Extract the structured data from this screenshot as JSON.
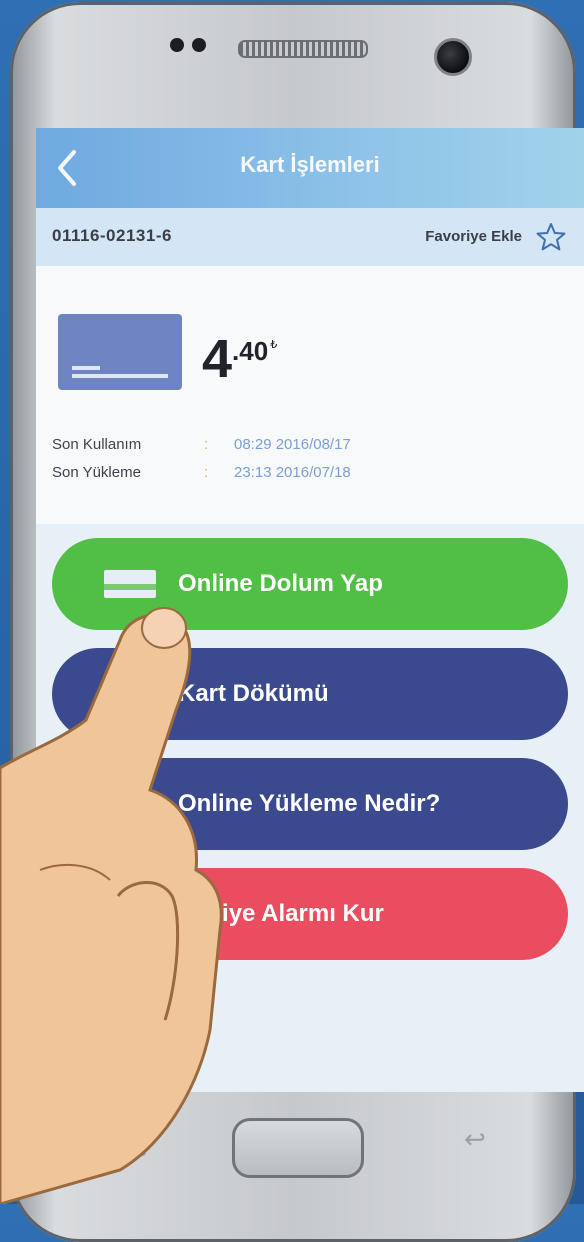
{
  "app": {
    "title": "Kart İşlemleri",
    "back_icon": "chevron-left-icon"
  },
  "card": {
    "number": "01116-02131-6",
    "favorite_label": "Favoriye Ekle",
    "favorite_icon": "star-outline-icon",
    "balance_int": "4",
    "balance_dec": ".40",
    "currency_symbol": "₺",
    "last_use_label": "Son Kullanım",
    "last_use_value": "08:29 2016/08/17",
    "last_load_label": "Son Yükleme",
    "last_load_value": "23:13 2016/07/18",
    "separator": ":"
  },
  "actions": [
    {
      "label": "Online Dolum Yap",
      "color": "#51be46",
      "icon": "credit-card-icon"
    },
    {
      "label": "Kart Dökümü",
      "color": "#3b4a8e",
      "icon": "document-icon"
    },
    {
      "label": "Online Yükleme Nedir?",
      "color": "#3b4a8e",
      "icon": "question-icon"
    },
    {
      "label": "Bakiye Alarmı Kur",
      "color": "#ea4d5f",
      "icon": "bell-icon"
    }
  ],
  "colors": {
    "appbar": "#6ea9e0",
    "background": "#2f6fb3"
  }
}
---
- AIM
Go through the listing above and write it out again exactly, dropping the pictures.

- RESPONSE FOR THIS EXERCISE
Extract the structured data from this screenshot as JSON.
{
  "app": {
    "title": "Kart İşlemleri",
    "back_icon": "chevron-left-icon"
  },
  "card": {
    "number": "01116-02131-6",
    "favorite_label": "Favoriye Ekle",
    "favorite_icon": "star-outline-icon",
    "balance_int": "4",
    "balance_dec": ".40",
    "currency_symbol": "₺",
    "last_use_label": "Son Kullanım",
    "last_use_value": "08:29 2016/08/17",
    "last_load_label": "Son Yükleme",
    "last_load_value": "23:13 2016/07/18",
    "separator": ":"
  },
  "actions": [
    {
      "label": "Online Dolum Yap",
      "color": "#51be46",
      "icon": "credit-card-icon"
    },
    {
      "label": "Kart Dökümü",
      "color": "#3b4a8e",
      "icon": "document-icon"
    },
    {
      "label": "Online Yükleme Nedir?",
      "color": "#3b4a8e",
      "icon": "question-icon"
    },
    {
      "label": "Bakiye Alarmı Kur",
      "color": "#ea4d5f",
      "icon": "bell-icon"
    }
  ],
  "colors": {
    "appbar": "#6ea9e0",
    "background": "#2f6fb3"
  }
}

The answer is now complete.